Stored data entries
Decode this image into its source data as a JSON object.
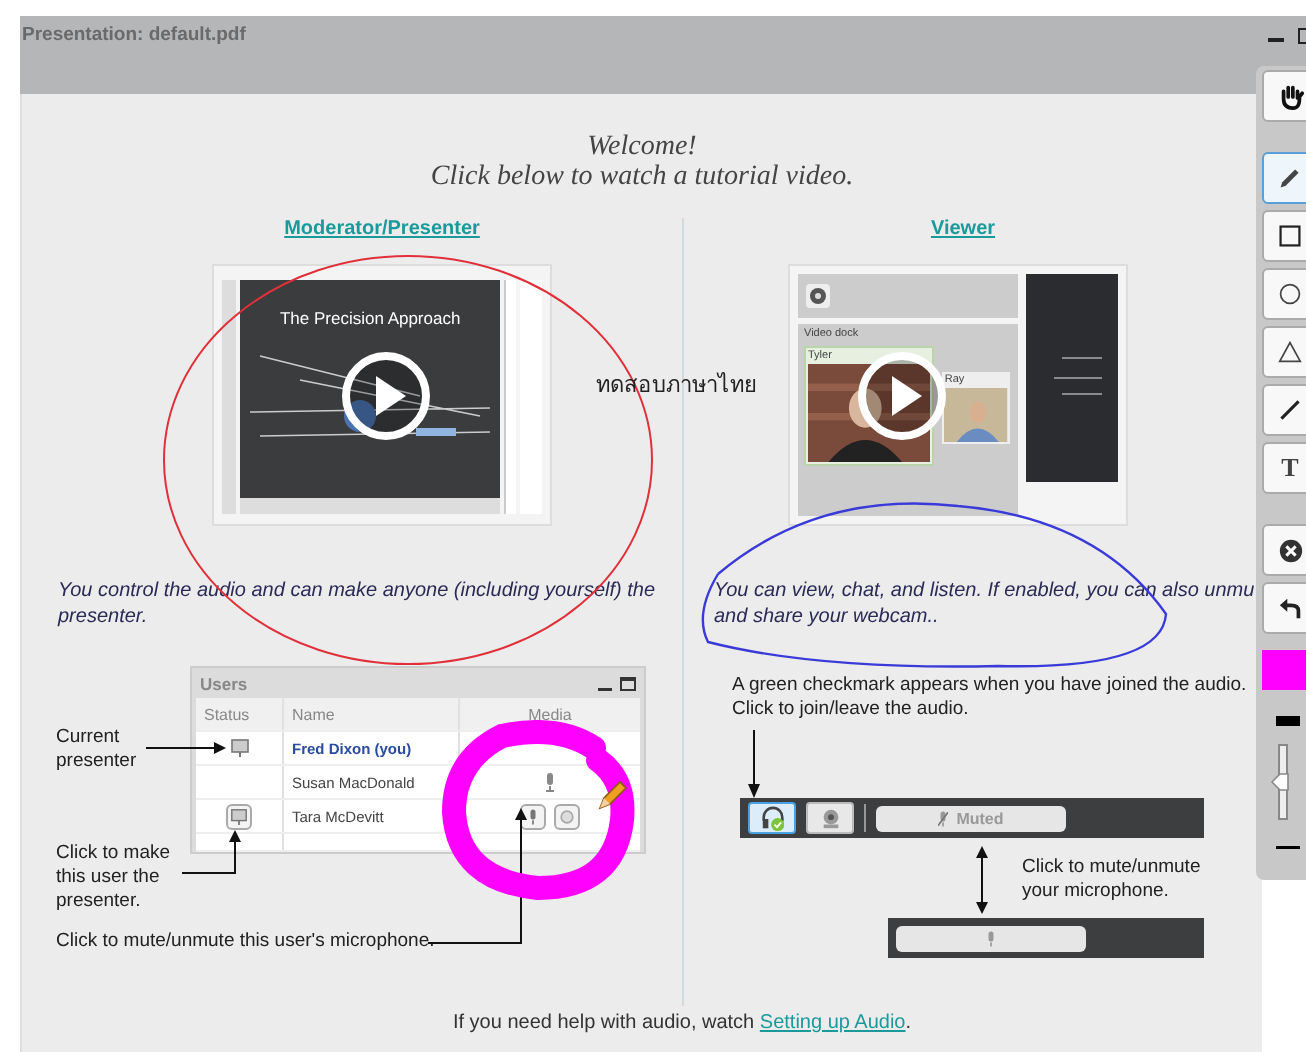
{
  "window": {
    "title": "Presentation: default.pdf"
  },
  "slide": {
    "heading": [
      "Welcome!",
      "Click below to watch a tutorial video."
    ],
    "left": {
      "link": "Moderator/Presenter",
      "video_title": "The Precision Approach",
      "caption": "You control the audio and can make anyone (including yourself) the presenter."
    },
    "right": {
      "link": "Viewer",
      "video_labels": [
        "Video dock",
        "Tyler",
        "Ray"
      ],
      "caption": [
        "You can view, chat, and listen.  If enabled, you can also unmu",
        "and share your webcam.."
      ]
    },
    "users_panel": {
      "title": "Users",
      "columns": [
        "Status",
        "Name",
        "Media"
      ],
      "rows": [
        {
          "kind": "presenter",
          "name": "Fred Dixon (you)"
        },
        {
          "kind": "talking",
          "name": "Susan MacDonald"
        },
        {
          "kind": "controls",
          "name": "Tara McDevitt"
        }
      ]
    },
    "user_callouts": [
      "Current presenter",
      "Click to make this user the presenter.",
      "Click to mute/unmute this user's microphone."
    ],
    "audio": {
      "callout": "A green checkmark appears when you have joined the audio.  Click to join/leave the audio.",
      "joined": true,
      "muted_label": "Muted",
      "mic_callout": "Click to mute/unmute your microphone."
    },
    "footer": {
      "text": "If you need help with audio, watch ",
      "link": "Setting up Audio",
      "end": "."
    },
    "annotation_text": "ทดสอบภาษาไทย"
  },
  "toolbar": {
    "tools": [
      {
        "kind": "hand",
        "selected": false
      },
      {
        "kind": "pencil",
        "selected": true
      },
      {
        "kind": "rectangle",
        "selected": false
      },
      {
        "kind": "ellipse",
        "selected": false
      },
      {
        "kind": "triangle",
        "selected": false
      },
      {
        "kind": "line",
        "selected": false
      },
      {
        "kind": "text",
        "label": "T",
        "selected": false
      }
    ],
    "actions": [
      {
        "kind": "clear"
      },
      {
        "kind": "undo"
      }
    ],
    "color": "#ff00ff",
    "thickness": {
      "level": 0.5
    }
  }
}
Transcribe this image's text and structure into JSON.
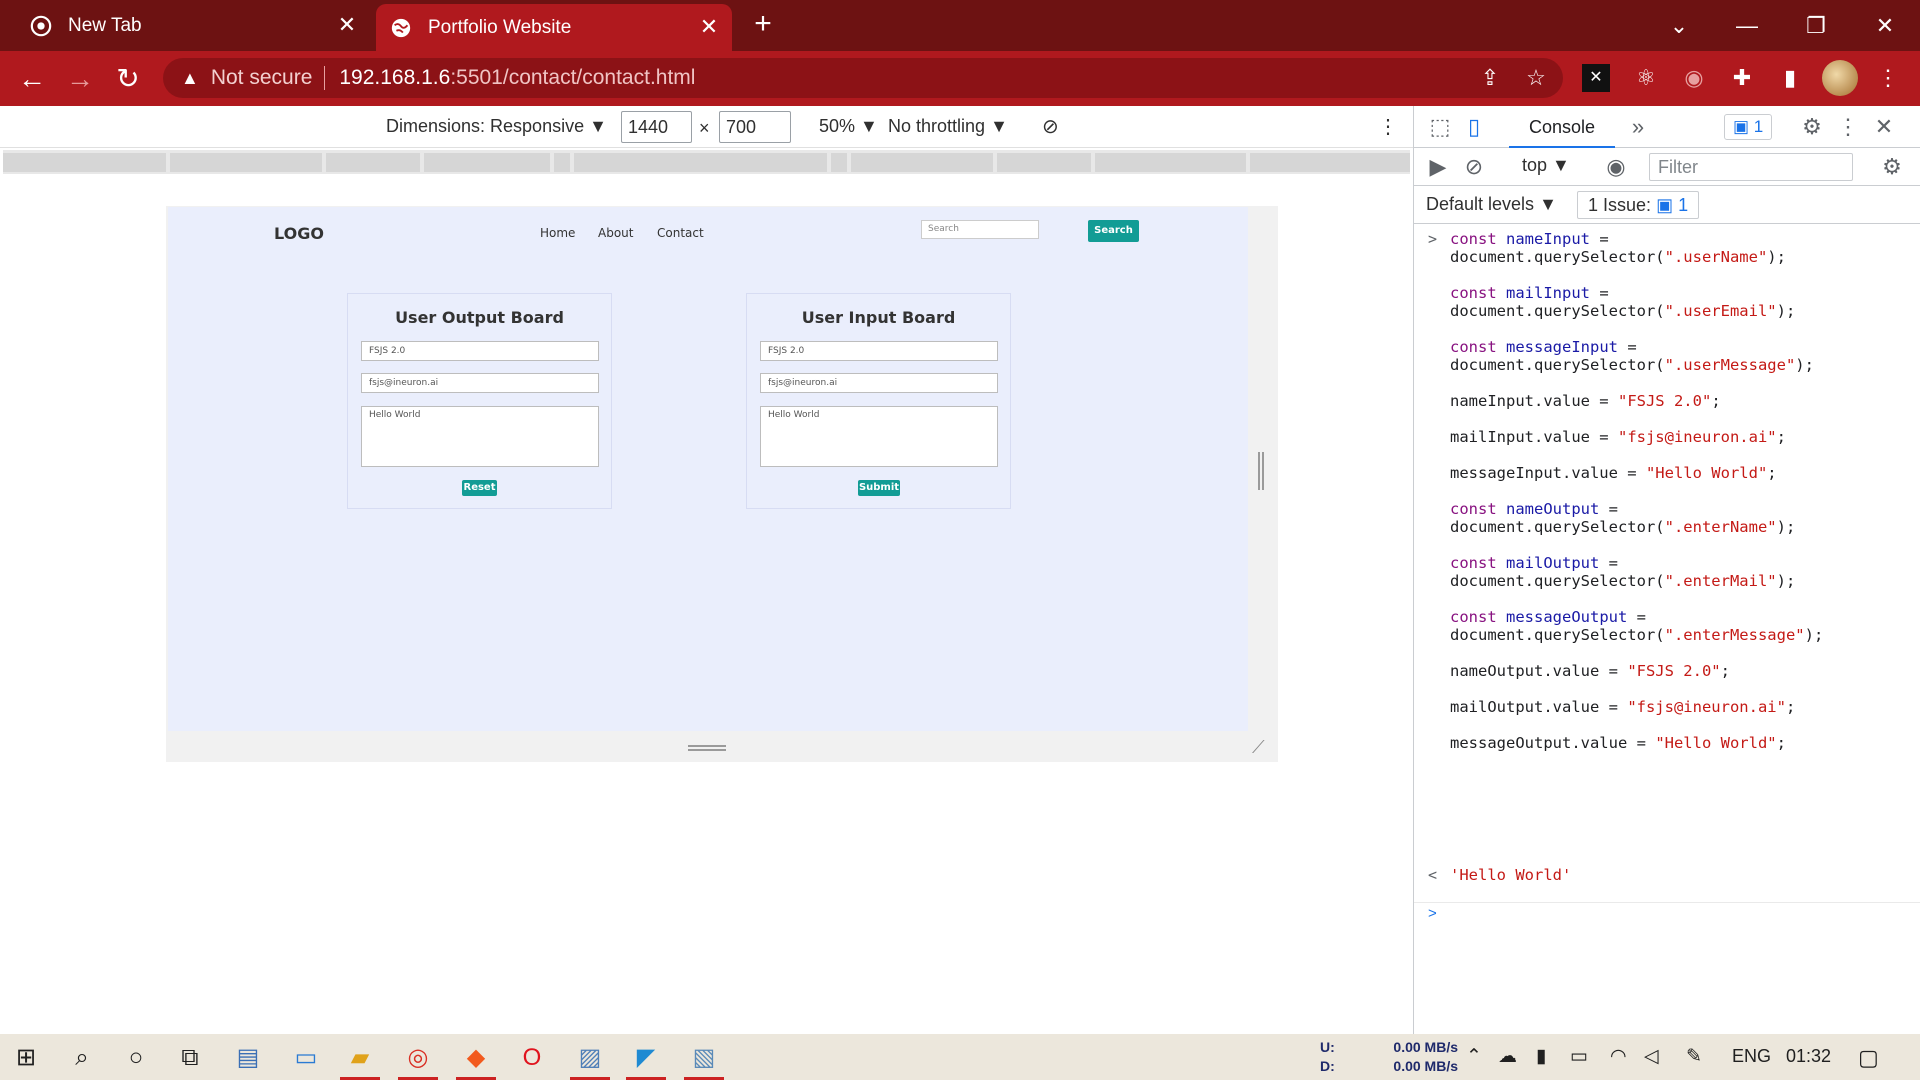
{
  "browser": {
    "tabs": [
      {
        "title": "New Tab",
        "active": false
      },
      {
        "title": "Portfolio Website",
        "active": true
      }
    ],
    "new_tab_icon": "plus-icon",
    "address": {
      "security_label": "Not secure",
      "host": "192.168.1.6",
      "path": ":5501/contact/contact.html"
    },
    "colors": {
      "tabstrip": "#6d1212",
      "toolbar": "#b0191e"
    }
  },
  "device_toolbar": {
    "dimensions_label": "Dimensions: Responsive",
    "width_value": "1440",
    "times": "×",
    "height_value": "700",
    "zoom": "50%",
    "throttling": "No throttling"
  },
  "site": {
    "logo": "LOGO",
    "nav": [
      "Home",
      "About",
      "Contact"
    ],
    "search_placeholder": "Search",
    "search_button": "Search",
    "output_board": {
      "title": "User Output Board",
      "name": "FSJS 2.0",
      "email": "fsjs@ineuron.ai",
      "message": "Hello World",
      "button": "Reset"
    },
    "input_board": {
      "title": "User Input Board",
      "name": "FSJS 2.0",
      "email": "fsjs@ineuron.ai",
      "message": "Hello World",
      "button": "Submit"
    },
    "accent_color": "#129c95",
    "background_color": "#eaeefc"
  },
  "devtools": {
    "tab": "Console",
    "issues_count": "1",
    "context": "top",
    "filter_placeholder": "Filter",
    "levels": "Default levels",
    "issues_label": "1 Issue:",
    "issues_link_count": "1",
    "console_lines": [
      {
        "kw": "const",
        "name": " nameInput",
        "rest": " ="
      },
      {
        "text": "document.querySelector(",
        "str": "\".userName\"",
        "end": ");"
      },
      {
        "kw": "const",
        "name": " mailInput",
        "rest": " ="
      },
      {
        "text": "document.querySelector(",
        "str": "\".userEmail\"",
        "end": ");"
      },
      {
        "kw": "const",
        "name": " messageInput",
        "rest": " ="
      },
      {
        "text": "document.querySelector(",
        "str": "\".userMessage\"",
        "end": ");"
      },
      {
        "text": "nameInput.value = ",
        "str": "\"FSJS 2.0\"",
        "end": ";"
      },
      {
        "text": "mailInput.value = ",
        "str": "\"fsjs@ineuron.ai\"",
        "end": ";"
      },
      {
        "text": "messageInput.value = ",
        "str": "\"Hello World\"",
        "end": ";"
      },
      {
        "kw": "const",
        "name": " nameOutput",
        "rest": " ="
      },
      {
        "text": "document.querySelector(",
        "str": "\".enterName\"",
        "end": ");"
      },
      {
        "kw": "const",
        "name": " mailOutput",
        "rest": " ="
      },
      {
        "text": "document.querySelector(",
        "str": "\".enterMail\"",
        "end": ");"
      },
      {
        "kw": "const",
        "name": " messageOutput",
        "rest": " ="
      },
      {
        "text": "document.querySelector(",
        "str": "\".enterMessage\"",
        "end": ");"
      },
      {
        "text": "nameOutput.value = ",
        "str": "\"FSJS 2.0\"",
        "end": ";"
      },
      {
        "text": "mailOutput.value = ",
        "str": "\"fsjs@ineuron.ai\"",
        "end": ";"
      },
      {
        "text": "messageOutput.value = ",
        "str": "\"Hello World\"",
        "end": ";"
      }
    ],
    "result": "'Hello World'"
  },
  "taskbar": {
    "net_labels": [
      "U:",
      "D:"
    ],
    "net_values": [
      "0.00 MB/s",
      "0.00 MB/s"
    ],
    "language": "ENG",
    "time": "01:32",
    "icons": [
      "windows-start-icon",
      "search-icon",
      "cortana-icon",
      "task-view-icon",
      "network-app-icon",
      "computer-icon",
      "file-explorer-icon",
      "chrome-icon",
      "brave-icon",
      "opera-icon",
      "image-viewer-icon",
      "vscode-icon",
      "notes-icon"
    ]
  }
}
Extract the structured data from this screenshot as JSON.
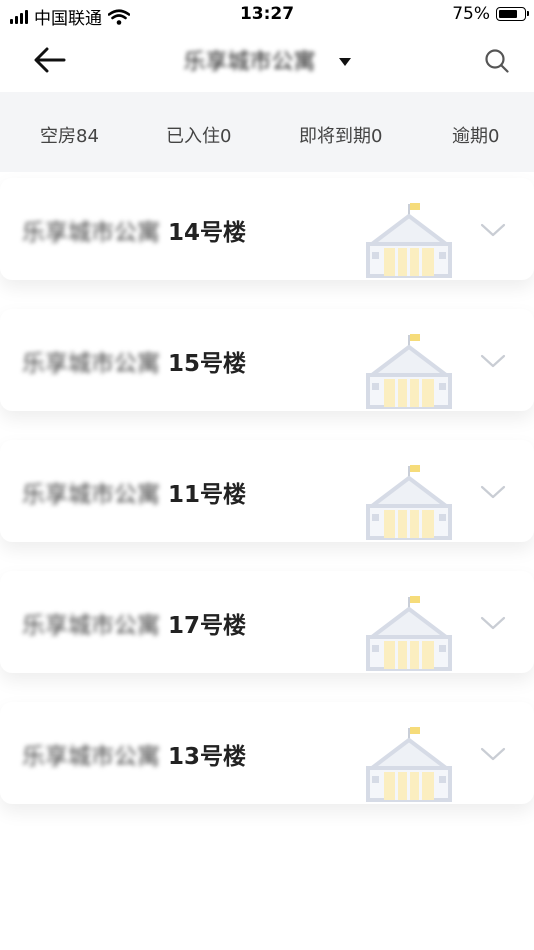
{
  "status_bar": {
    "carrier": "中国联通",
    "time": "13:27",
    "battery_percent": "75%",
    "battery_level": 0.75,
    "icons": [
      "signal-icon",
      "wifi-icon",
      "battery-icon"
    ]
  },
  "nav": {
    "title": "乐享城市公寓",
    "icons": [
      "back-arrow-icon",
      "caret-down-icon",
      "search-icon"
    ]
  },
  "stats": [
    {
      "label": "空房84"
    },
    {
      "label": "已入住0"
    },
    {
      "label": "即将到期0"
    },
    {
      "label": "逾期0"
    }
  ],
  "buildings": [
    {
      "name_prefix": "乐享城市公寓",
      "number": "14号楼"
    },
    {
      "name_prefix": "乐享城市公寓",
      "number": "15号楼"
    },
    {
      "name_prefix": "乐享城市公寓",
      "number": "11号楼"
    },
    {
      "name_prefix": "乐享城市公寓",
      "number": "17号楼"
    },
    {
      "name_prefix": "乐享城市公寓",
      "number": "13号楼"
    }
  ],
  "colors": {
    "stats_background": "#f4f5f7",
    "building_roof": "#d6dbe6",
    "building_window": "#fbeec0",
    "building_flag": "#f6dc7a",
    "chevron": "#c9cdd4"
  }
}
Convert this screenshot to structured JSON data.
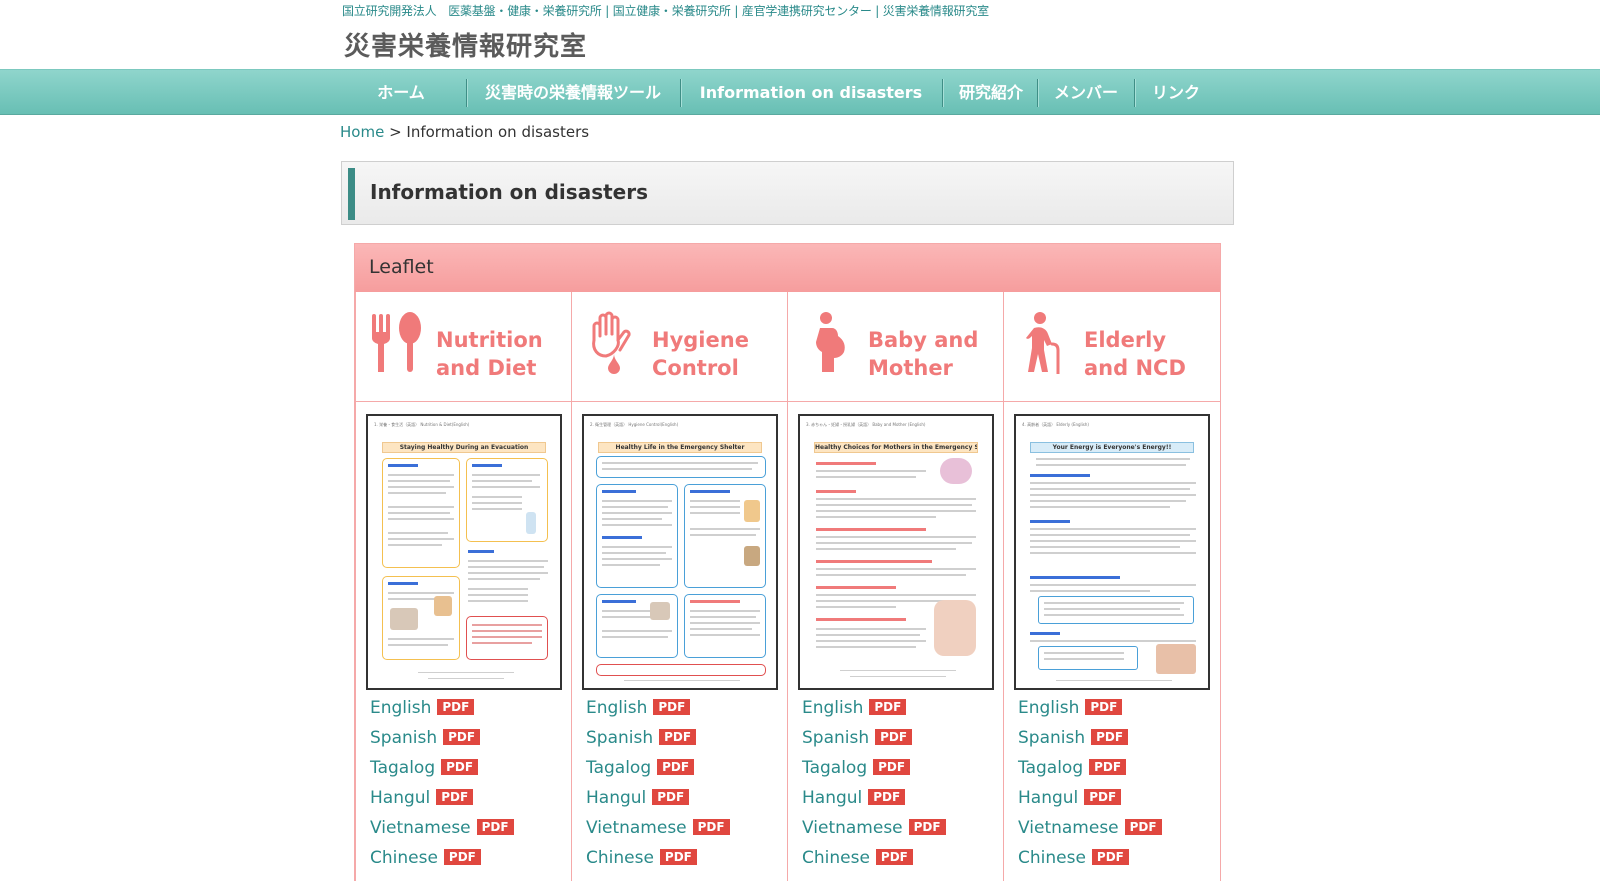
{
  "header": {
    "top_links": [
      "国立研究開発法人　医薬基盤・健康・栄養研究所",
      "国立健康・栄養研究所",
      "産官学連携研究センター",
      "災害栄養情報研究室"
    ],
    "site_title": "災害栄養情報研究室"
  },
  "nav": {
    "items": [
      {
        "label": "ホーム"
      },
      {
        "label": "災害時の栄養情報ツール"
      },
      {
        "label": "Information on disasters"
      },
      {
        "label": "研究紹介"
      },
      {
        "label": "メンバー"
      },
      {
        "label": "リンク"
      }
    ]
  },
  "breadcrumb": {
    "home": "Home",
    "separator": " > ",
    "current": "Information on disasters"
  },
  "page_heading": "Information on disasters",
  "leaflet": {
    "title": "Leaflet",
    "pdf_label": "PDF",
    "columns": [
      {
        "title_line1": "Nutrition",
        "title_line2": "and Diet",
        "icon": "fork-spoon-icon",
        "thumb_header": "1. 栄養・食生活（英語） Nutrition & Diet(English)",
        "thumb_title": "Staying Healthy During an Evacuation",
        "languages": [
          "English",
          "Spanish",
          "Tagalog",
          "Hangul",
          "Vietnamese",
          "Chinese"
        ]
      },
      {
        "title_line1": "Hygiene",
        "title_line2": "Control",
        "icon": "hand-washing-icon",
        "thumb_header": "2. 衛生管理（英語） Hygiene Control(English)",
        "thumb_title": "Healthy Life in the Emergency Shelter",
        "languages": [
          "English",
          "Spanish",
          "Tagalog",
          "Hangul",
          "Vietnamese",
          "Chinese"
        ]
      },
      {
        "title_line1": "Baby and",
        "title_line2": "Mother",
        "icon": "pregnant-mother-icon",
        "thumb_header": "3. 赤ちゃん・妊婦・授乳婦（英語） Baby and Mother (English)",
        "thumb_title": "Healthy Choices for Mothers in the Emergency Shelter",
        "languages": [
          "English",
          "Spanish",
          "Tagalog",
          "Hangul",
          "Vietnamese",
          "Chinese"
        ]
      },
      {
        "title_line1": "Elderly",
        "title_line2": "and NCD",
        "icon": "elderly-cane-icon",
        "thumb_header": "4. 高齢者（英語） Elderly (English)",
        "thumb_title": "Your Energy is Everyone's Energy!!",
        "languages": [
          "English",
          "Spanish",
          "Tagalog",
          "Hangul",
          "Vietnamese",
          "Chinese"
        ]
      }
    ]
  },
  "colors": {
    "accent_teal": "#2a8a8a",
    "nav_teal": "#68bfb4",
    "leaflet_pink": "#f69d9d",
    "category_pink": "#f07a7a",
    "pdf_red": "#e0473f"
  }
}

> **PROMPT**:
Check each line of the records for "kind" and copy the ones that contain it.

> **CORRECT RESULT**:
          "kind": "presenter",
          "kind": "talking",
          "kind": "controls",
        "kind": "hand",
        "kind": "pencil",
        "kind": "rectangle",
        "kind": "ellipse",
        "kind": "triangle",
        "kind": "line",
        "kind": "text",
        "kind": "clear"
        "kind": "undo"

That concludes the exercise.